Copy the records that follow exactly as written, but not their pictures.
--
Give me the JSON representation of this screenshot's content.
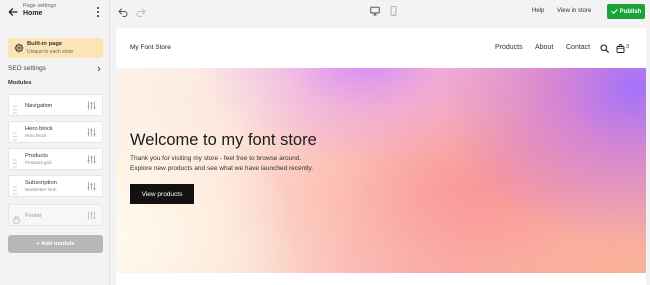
{
  "sidebar": {
    "header": {
      "subtitle": "Page settings",
      "title": "Home"
    },
    "builtin": {
      "title": "Built-in page",
      "subtitle": "Unique to each store"
    },
    "seo_label": "SEO settings",
    "modules_label": "Modules",
    "modules": [
      {
        "name": "Navigation",
        "subtitle": "",
        "disabled": false
      },
      {
        "name": "Hero block",
        "subtitle": "Hero block",
        "disabled": false
      },
      {
        "name": "Products",
        "subtitle": "Products grid",
        "disabled": false
      },
      {
        "name": "Subscription",
        "subtitle": "Newsletter form",
        "disabled": false
      },
      {
        "name": "Footer",
        "subtitle": "",
        "disabled": true
      }
    ],
    "add_module_label": "+ Add module"
  },
  "toolbar": {
    "help_label": "Help",
    "view_in_store_label": "View in store",
    "publish_label": "Publish",
    "icons": [
      "undo-icon",
      "redo-icon",
      "desktop-icon",
      "mobile-icon",
      "check-icon"
    ]
  },
  "preview": {
    "store_name": "My Font Store",
    "nav_links": [
      "Products",
      "About",
      "Contact"
    ],
    "cart_count": "3",
    "hero": {
      "title": "Welcome to my font store",
      "text_line1": "Thank you for visiting my store - feel free to browse around.",
      "text_line2": "Explore new products and see what we have launched recently.",
      "button_label": "View products"
    }
  },
  "colors": {
    "accent": "#1aa33a",
    "builtin_bg": "#fbe5b6",
    "add_module_bg": "#b7b7b7",
    "hero_button_bg": "#111111"
  }
}
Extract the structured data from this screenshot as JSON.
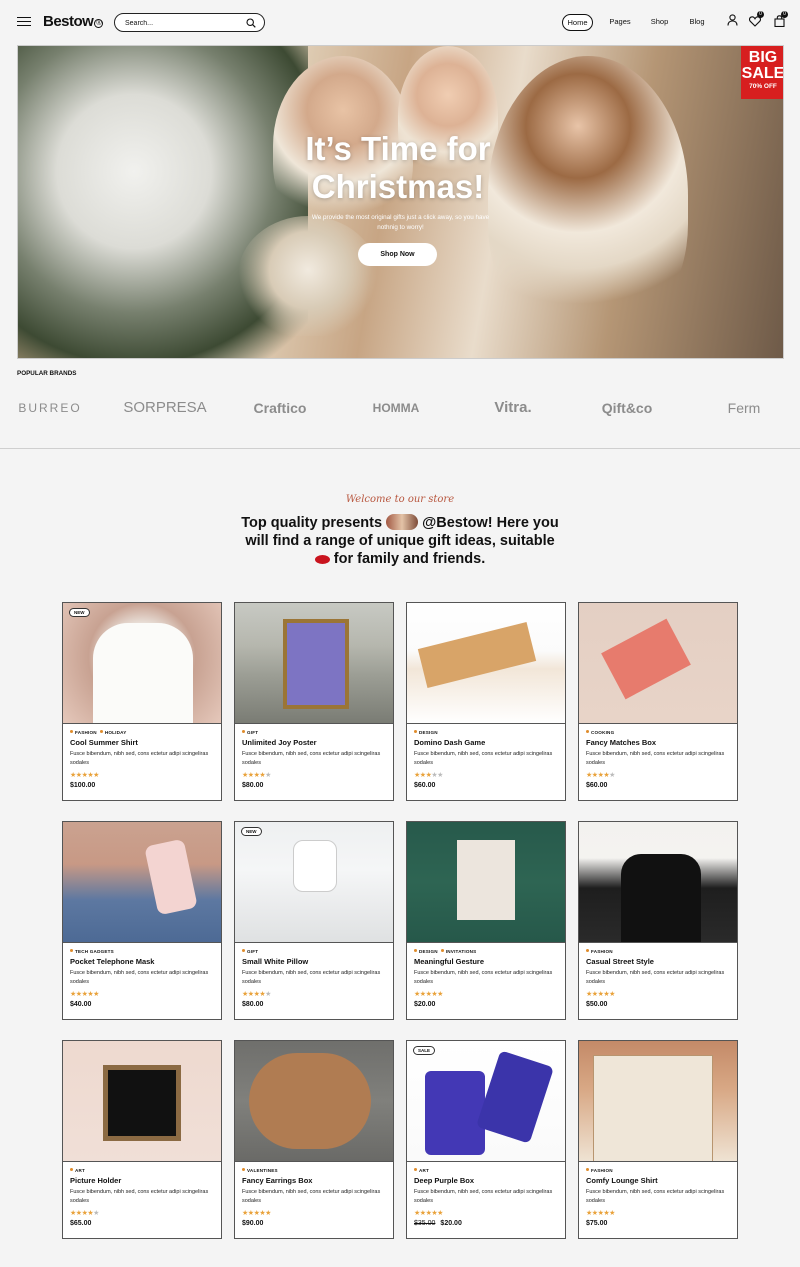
{
  "header": {
    "logo": "Bestow",
    "logo_mark": "®",
    "search_placeholder": "Search...",
    "nav": [
      "Home",
      "Pages",
      "Shop",
      "Blog"
    ],
    "active_nav": "Home",
    "wishlist_count": "0",
    "cart_count": "0",
    "icons": [
      "menu-icon",
      "search-icon",
      "user-icon",
      "heart-icon",
      "bag-icon"
    ]
  },
  "hero": {
    "title_line1": "It’s Time for",
    "title_line2": "Christmas!",
    "subtitle": "We provide the most original gifts just a click away, so you have nothnig to worry!",
    "cta": "Shop Now",
    "sale_badge": {
      "line1": "BIG",
      "line2": "SALE",
      "line3": "70% OFF"
    }
  },
  "brands": {
    "title": "POPULAR BRANDS",
    "items": [
      "BURREO",
      "SORPRESA",
      "Craftico",
      "HOMMA",
      "Vitra.",
      "Qift&co",
      "Ferm"
    ]
  },
  "intro": {
    "script": "Welcome to our store",
    "part1": "Top quality presents",
    "part2": "@Bestow! Here you will find a range of unique gift ideas, suitable",
    "part3": "for family and friends."
  },
  "products": [
    {
      "cats": [
        "FASHION",
        "HOLIDAY"
      ],
      "name": "Cool Summer Shirt",
      "desc": "Fusce bibendum, nibh sed, cons ectetur adipi scingeliras sodales",
      "rating": 5,
      "price": "$100.00",
      "tag": "NEW"
    },
    {
      "cats": [
        "GIFT"
      ],
      "name": "Unlimited Joy Poster",
      "desc": "Fusce bibendum, nibh sed, cons ectetur adipi scingeliras sodales",
      "rating": 4,
      "price": "$80.00"
    },
    {
      "cats": [
        "DESIGN"
      ],
      "name": "Domino Dash Game",
      "desc": "Fusce bibendum, nibh sed, cons ectetur adipi scingeliras sodales",
      "rating": 3,
      "price": "$60.00"
    },
    {
      "cats": [
        "COOKING"
      ],
      "name": "Fancy Matches Box",
      "desc": "Fusce bibendum, nibh sed, cons ectetur adipi scingeliras sodales",
      "rating": 4,
      "price": "$60.00"
    },
    {
      "cats": [
        "TECH GADGETS"
      ],
      "name": "Pocket Telephone Mask",
      "desc": "Fusce bibendum, nibh sed, cons ectetur adipi scingeliras sodales",
      "rating": 5,
      "price": "$40.00"
    },
    {
      "cats": [
        "GIFT"
      ],
      "name": "Small White Pillow",
      "desc": "Fusce bibendum, nibh sed, cons ectetur adipi scingeliras sodales",
      "rating": 4,
      "price": "$80.00",
      "tag": "NEW"
    },
    {
      "cats": [
        "DESIGN",
        "INVITATIONS"
      ],
      "name": "Meaningful Gesture",
      "desc": "Fusce bibendum, nibh sed, cons ectetur adipi scingeliras sodales",
      "rating": 5,
      "price": "$20.00"
    },
    {
      "cats": [
        "FASHION"
      ],
      "name": "Casual Street Style",
      "desc": "Fusce bibendum, nibh sed, cons ectetur adipi scingeliras sodales",
      "rating": 5,
      "price": "$50.00"
    },
    {
      "cats": [
        "ART"
      ],
      "name": "Picture Holder",
      "desc": "Fusce bibendum, nibh sed, cons ectetur adipi scingeliras sodales",
      "rating": 4,
      "price": "$65.00"
    },
    {
      "cats": [
        "VALENTINES"
      ],
      "name": "Fancy Earrings Box",
      "desc": "Fusce bibendum, nibh sed, cons ectetur adipi scingeliras sodales",
      "rating": 5,
      "price": "$90.00"
    },
    {
      "cats": [
        "ART"
      ],
      "name": "Deep Purple Box",
      "desc": "Fusce bibendum, nibh sed, cons ectetur adipi scingeliras sodales",
      "rating": 5,
      "price": "$20.00",
      "old_price": "$35.00",
      "tag": "SALE"
    },
    {
      "cats": [
        "FASHION"
      ],
      "name": "Comfy Lounge Shirt",
      "desc": "Fusce bibendum, nibh sed, cons ectetur adipi scingeliras sodales",
      "rating": 5,
      "price": "$75.00"
    }
  ]
}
--
Completed task:
Give me the JSON representation of this screenshot's content.
{
  "sidebar": {
    "header": {
      "subtitle": "Page settings",
      "title": "Home"
    },
    "builtin": {
      "title": "Built-in page",
      "subtitle": "Unique to each store"
    },
    "seo_label": "SEO settings",
    "modules_label": "Modules",
    "modules": [
      {
        "name": "Navigation",
        "subtitle": "",
        "disabled": false
      },
      {
        "name": "Hero block",
        "subtitle": "Hero block",
        "disabled": false
      },
      {
        "name": "Products",
        "subtitle": "Products grid",
        "disabled": false
      },
      {
        "name": "Subscription",
        "subtitle": "Newsletter form",
        "disabled": false
      },
      {
        "name": "Footer",
        "subtitle": "",
        "disabled": true
      }
    ],
    "add_module_label": "+ Add module"
  },
  "toolbar": {
    "help_label": "Help",
    "view_in_store_label": "View in store",
    "publish_label": "Publish",
    "icons": [
      "undo-icon",
      "redo-icon",
      "desktop-icon",
      "mobile-icon",
      "check-icon"
    ]
  },
  "preview": {
    "store_name": "My Font Store",
    "nav_links": [
      "Products",
      "About",
      "Contact"
    ],
    "cart_count": "3",
    "hero": {
      "title": "Welcome to my font store",
      "text_line1": "Thank you for visiting my store - feel free to browse around.",
      "text_line2": "Explore new products and see what we have launched recently.",
      "button_label": "View products"
    }
  },
  "colors": {
    "accent": "#1aa33a",
    "builtin_bg": "#fbe5b6",
    "add_module_bg": "#b7b7b7",
    "hero_button_bg": "#111111"
  }
}
Extract the structured data from this screenshot as JSON.
{
  "header": {
    "logo": "Bestow",
    "logo_mark": "®",
    "search_placeholder": "Search...",
    "nav": [
      "Home",
      "Pages",
      "Shop",
      "Blog"
    ],
    "active_nav": "Home",
    "wishlist_count": "0",
    "cart_count": "0",
    "icons": [
      "menu-icon",
      "search-icon",
      "user-icon",
      "heart-icon",
      "bag-icon"
    ]
  },
  "hero": {
    "title_line1": "It’s Time for",
    "title_line2": "Christmas!",
    "subtitle": "We provide the most original gifts just a click away, so you have nothnig to worry!",
    "cta": "Shop Now",
    "sale_badge": {
      "line1": "BIG",
      "line2": "SALE",
      "line3": "70% OFF"
    }
  },
  "brands": {
    "title": "POPULAR BRANDS",
    "items": [
      "BURREO",
      "SORPRESA",
      "Craftico",
      "HOMMA",
      "Vitra.",
      "Qift&co",
      "Ferm"
    ]
  },
  "intro": {
    "script": "Welcome to our store",
    "part1": "Top quality presents",
    "part2": "@Bestow! Here you will find a range of unique gift ideas, suitable",
    "part3": "for family and friends."
  },
  "products": [
    {
      "cats": [
        "FASHION",
        "HOLIDAY"
      ],
      "name": "Cool Summer Shirt",
      "desc": "Fusce bibendum, nibh sed, cons ectetur adipi scingeliras sodales",
      "rating": 5,
      "price": "$100.00",
      "tag": "NEW"
    },
    {
      "cats": [
        "GIFT"
      ],
      "name": "Unlimited Joy Poster",
      "desc": "Fusce bibendum, nibh sed, cons ectetur adipi scingeliras sodales",
      "rating": 4,
      "price": "$80.00"
    },
    {
      "cats": [
        "DESIGN"
      ],
      "name": "Domino Dash Game",
      "desc": "Fusce bibendum, nibh sed, cons ectetur adipi scingeliras sodales",
      "rating": 3,
      "price": "$60.00"
    },
    {
      "cats": [
        "COOKING"
      ],
      "name": "Fancy Matches Box",
      "desc": "Fusce bibendum, nibh sed, cons ectetur adipi scingeliras sodales",
      "rating": 4,
      "price": "$60.00"
    },
    {
      "cats": [
        "TECH GADGETS"
      ],
      "name": "Pocket Telephone Mask",
      "desc": "Fusce bibendum, nibh sed, cons ectetur adipi scingeliras sodales",
      "rating": 5,
      "price": "$40.00"
    },
    {
      "cats": [
        "GIFT"
      ],
      "name": "Small White Pillow",
      "desc": "Fusce bibendum, nibh sed, cons ectetur adipi scingeliras sodales",
      "rating": 4,
      "price": "$80.00",
      "tag": "NEW"
    },
    {
      "cats": [
        "DESIGN",
        "INVITATIONS"
      ],
      "name": "Meaningful Gesture",
      "desc": "Fusce bibendum, nibh sed, cons ectetur adipi scingeliras sodales",
      "rating": 5,
      "price": "$20.00"
    },
    {
      "cats": [
        "FASHION"
      ],
      "name": "Casual Street Style",
      "desc": "Fusce bibendum, nibh sed, cons ectetur adipi scingeliras sodales",
      "rating": 5,
      "price": "$50.00"
    },
    {
      "cats": [
        "ART"
      ],
      "name": "Picture Holder",
      "desc": "Fusce bibendum, nibh sed, cons ectetur adipi scingeliras sodales",
      "rating": 4,
      "price": "$65.00"
    },
    {
      "cats": [
        "VALENTINES"
      ],
      "name": "Fancy Earrings Box",
      "desc": "Fusce bibendum, nibh sed, cons ectetur adipi scingeliras sodales",
      "rating": 5,
      "price": "$90.00"
    },
    {
      "cats": [
        "ART"
      ],
      "name": "Deep Purple Box",
      "desc": "Fusce bibendum, nibh sed, cons ectetur adipi scingeliras sodales",
      "rating": 5,
      "price": "$20.00",
      "old_price": "$35.00",
      "tag": "SALE"
    },
    {
      "cats": [
        "FASHION"
      ],
      "name": "Comfy Lounge Shirt",
      "desc": "Fusce bibendum, nibh sed, cons ectetur adipi scingeliras sodales",
      "rating": 5,
      "price": "$75.00"
    }
  ]
}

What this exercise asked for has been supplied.